━━ Information given
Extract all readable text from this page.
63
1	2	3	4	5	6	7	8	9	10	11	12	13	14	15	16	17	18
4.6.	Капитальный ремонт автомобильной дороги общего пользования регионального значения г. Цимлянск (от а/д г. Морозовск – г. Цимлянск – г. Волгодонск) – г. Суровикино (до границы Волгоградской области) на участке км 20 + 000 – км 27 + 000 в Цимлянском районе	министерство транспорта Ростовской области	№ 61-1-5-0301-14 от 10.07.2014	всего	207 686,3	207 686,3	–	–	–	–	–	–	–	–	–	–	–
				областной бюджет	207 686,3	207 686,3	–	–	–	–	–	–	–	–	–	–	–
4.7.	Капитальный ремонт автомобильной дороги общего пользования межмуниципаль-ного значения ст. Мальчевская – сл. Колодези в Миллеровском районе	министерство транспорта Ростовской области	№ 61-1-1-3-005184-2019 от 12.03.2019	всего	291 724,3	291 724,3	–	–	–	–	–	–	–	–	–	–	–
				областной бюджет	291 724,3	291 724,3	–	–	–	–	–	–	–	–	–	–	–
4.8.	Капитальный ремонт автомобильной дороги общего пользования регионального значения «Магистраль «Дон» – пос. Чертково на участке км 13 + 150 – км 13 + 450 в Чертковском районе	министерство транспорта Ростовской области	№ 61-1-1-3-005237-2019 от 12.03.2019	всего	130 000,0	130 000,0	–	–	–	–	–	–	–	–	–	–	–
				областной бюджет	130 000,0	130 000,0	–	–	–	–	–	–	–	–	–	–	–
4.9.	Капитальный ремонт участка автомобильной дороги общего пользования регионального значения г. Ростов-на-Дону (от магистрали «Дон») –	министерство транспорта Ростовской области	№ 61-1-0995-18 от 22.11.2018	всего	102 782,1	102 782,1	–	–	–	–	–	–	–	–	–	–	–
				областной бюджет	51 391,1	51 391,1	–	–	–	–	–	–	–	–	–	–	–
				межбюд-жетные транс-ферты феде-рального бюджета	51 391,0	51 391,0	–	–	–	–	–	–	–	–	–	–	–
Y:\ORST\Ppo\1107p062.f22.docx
━━━━
### Exercise goal
Type out the entries again, word for word.

### Solution for this exercise
Extract all readable text from this page.
63
1	2	3	4	5	6	7	8	9	10	11	12	13	14	15	16	17	18
4.6.	Капитальный ремонт автомобильной дороги общего пользования регионального значения г. Цимлянск (от а/д г. Морозовск – г. Цимлянск – г. Волгодонск) – г. Суровикино (до границы Волгоградской области) на участке км 20 + 000 – км 27 + 000 в Цимлянском районе	министерство транспорта Ростовской области	№ 61-1-5-0301-14 от 10.07.2014	всего	207 686,3	207 686,3	–	–	–	–	–	–	–	–	–	–	–
				областной бюджет	207 686,3	207 686,3	–	–	–	–	–	–	–	–	–	–	–
4.7.	Капитальный ремонт автомобильной дороги общего пользования межмуниципаль-ного значения ст. Мальчевская – сл. Колодези в Миллеровском районе	министерство транспорта Ростовской области	№ 61-1-1-3-005184-2019 от 12.03.2019	всего	291 724,3	291 724,3	–	–	–	–	–	–	–	–	–	–	–
				областной бюджет	291 724,3	291 724,3	–	–	–	–	–	–	–	–	–	–	–
4.8.	Капитальный ремонт автомобильной дороги общего пользования регионального значения «Магистраль «Дон» – пос. Чертково на участке км 13 + 150 – км 13 + 450 в Чертковском районе	министерство транспорта Ростовской области	№ 61-1-1-3-005237-2019 от 12.03.2019	всего	130 000,0	130 000,0	–	–	–	–	–	–	–	–	–	–	–
				областной бюджет	130 000,0	130 000,0	–	–	–	–	–	–	–	–	–	–	–
4.9.	Капитальный ремонт участка автомобильной дороги общего пользования регионального значения г. Ростов-на-Дону (от магистрали «Дон») –	министерство транспорта Ростовской области	№ 61-1-0995-18 от 22.11.2018	всего	102 782,1	102 782,1	–	–	–	–	–	–	–	–	–	–	–
				областной бюджет	51 391,1	51 391,1	–	–	–	–	–	–	–	–	–	–	–
				межбюд-жетные транс-ферты феде-рального бюджета	51 391,0	51 391,0	–	–	–	–	–	–	–	–	–	–	–
Y:\ORST\Ppo\1107p062.f22.docx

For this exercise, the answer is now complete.